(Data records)
start

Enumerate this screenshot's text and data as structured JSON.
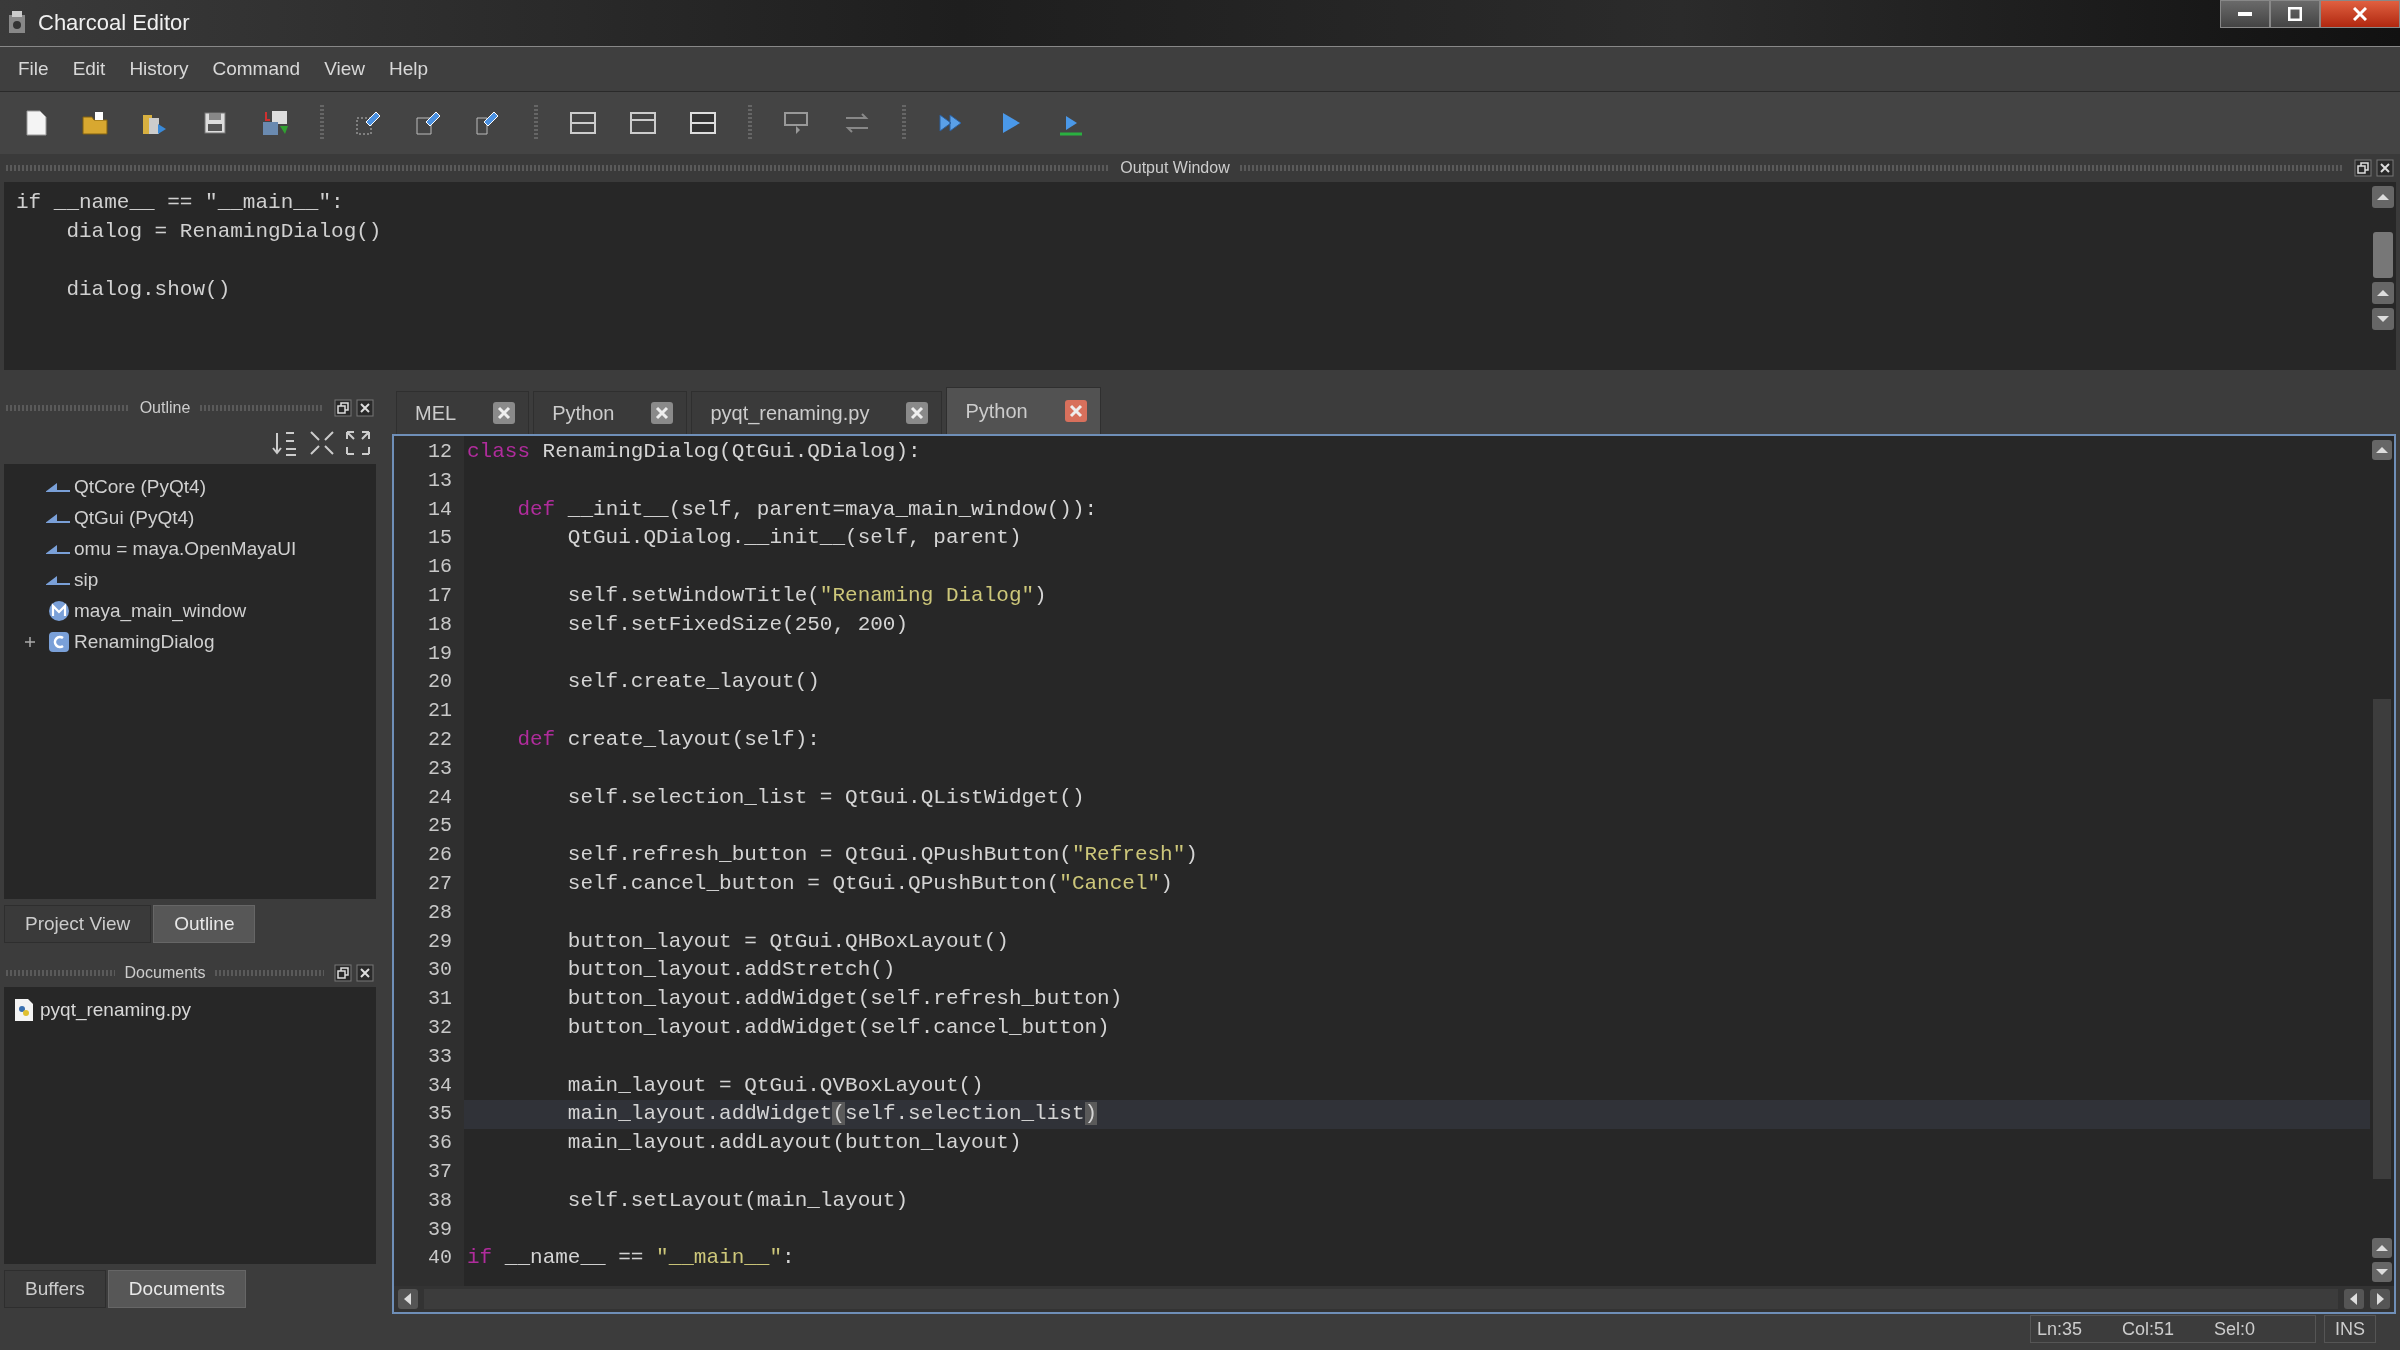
{
  "window": {
    "title": "Charcoal Editor"
  },
  "menu": [
    "File",
    "Edit",
    "History",
    "Command",
    "View",
    "Help"
  ],
  "output_window": {
    "title": "Output Window",
    "lines": [
      {
        "text": "if __name__ == \"__main__\":",
        "space_before": false
      },
      {
        "text": "    dialog = RenamingDialog()",
        "space_before": false
      },
      {
        "text": "    dialog.show()",
        "space_before": true
      }
    ]
  },
  "outline_panel": {
    "title": "Outline",
    "items": [
      {
        "kind": "import",
        "label": "QtCore (PyQt4)"
      },
      {
        "kind": "import",
        "label": "QtGui (PyQt4)"
      },
      {
        "kind": "import",
        "label": "omu = maya.OpenMayaUI"
      },
      {
        "kind": "import",
        "label": "sip"
      },
      {
        "kind": "function",
        "label": "maya_main_window"
      },
      {
        "kind": "class",
        "label": "RenamingDialog",
        "expanded": false
      }
    ]
  },
  "upper_tabs": [
    {
      "label": "Project View",
      "selected": false
    },
    {
      "label": "Outline",
      "selected": true
    }
  ],
  "documents_panel": {
    "title": "Documents",
    "items": [
      {
        "label": "pyqt_renaming.py"
      }
    ]
  },
  "lower_tabs": [
    {
      "label": "Buffers",
      "selected": false
    },
    {
      "label": "Documents",
      "selected": true
    }
  ],
  "editor": {
    "tabs": [
      {
        "label": "MEL",
        "selected": false
      },
      {
        "label": "Python",
        "selected": false
      },
      {
        "label": "pyqt_renaming.py",
        "selected": false
      },
      {
        "label": "Python",
        "selected": true
      }
    ],
    "lines": [
      {
        "number": "12",
        "current": false,
        "segments": [
          {
            "kind": "keyword",
            "text": "class"
          },
          {
            "kind": "text",
            "text": " RenamingDialog(QtGui.QDialog):"
          }
        ]
      },
      {
        "number": "13",
        "current": false
      },
      {
        "number": "14",
        "current": false,
        "segments": [
          {
            "kind": "keyword",
            "text": "    def"
          },
          {
            "kind": "text",
            "text": " __init__(self, parent=maya_main_window()):"
          }
        ]
      },
      {
        "number": "15",
        "current": false,
        "segments": [
          {
            "kind": "text",
            "text": "        QtGui.QDialog.__init__(self, parent)"
          }
        ]
      },
      {
        "number": "16",
        "current": false
      },
      {
        "number": "17",
        "current": false,
        "segments": [
          {
            "kind": "text",
            "text": "        self.setWindowTitle("
          },
          {
            "kind": "string",
            "text": "\"Renaming Dialog\""
          },
          {
            "kind": "text",
            "text": ")"
          }
        ]
      },
      {
        "number": "18",
        "current": false,
        "segments": [
          {
            "kind": "text",
            "text": "        self.setFixedSize(250, 200)"
          }
        ]
      },
      {
        "number": "19",
        "current": false
      },
      {
        "number": "20",
        "current": false,
        "segments": [
          {
            "kind": "text",
            "text": "        self.create_layout()"
          }
        ]
      },
      {
        "number": "21",
        "current": false
      },
      {
        "number": "22",
        "current": false,
        "segments": [
          {
            "kind": "keyword",
            "text": "    def"
          },
          {
            "kind": "text",
            "text": " create_layout(self):"
          }
        ]
      },
      {
        "number": "23",
        "current": false
      },
      {
        "number": "24",
        "current": false,
        "segments": [
          {
            "kind": "text",
            "text": "        self.selection_list = QtGui.QListWidget()"
          }
        ]
      },
      {
        "number": "25",
        "current": false
      },
      {
        "number": "26",
        "current": false,
        "segments": [
          {
            "kind": "text",
            "text": "        self.refresh_button = QtGui.QPushButton("
          },
          {
            "kind": "string",
            "text": "\"Refresh\""
          },
          {
            "kind": "text",
            "text": ")"
          }
        ]
      },
      {
        "number": "27",
        "current": false,
        "segments": [
          {
            "kind": "text",
            "text": "        self.cancel_button = QtGui.QPushButton("
          },
          {
            "kind": "string",
            "text": "\"Cancel\""
          },
          {
            "kind": "text",
            "text": ")"
          }
        ]
      },
      {
        "number": "28",
        "current": false
      },
      {
        "number": "29",
        "current": false,
        "segments": [
          {
            "kind": "text",
            "text": "        button_layout = QtGui.QHBoxLayout()"
          }
        ]
      },
      {
        "number": "30",
        "current": false,
        "segments": [
          {
            "kind": "text",
            "text": "        button_layout.addStretch()"
          }
        ]
      },
      {
        "number": "31",
        "current": false,
        "segments": [
          {
            "kind": "text",
            "text": "        button_layout.addWidget(self.refresh_button)"
          }
        ]
      },
      {
        "number": "32",
        "current": false,
        "segments": [
          {
            "kind": "text",
            "text": "        button_layout.addWidget(self.cancel_button)"
          }
        ]
      },
      {
        "number": "33",
        "current": false
      },
      {
        "number": "34",
        "current": false,
        "segments": [
          {
            "kind": "text",
            "text": "        main_layout = QtGui.QVBoxLayout()"
          }
        ]
      },
      {
        "number": "35",
        "current": true,
        "segments": [
          {
            "kind": "text",
            "text": "        main_layout.addWidget"
          },
          {
            "kind": "match",
            "text": "("
          },
          {
            "kind": "text",
            "text": "self.selection_list"
          },
          {
            "kind": "match",
            "text": ")"
          }
        ]
      },
      {
        "number": "36",
        "current": false,
        "segments": [
          {
            "kind": "text",
            "text": "        main_layout.addLayout(button_layout)"
          }
        ]
      },
      {
        "number": "37",
        "current": false
      },
      {
        "number": "38",
        "current": false,
        "segments": [
          {
            "kind": "text",
            "text": "        self.setLayout(main_layout)"
          }
        ]
      },
      {
        "number": "39",
        "current": false
      },
      {
        "number": "40",
        "current": false,
        "segments": [
          {
            "kind": "keyword",
            "text": "if"
          },
          {
            "kind": "text",
            "text": " __name__ == "
          },
          {
            "kind": "string",
            "text": "\"__main__\""
          },
          {
            "kind": "text",
            "text": ":"
          }
        ]
      }
    ]
  },
  "status_bar": {
    "line": "Ln:35",
    "column": "Col:51",
    "selection": "Sel:0",
    "mode": "INS"
  }
}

end

— Written exercise —
Only the number is wanted: how many lines in the data include the string "QDialog"?

— Complete answer —
2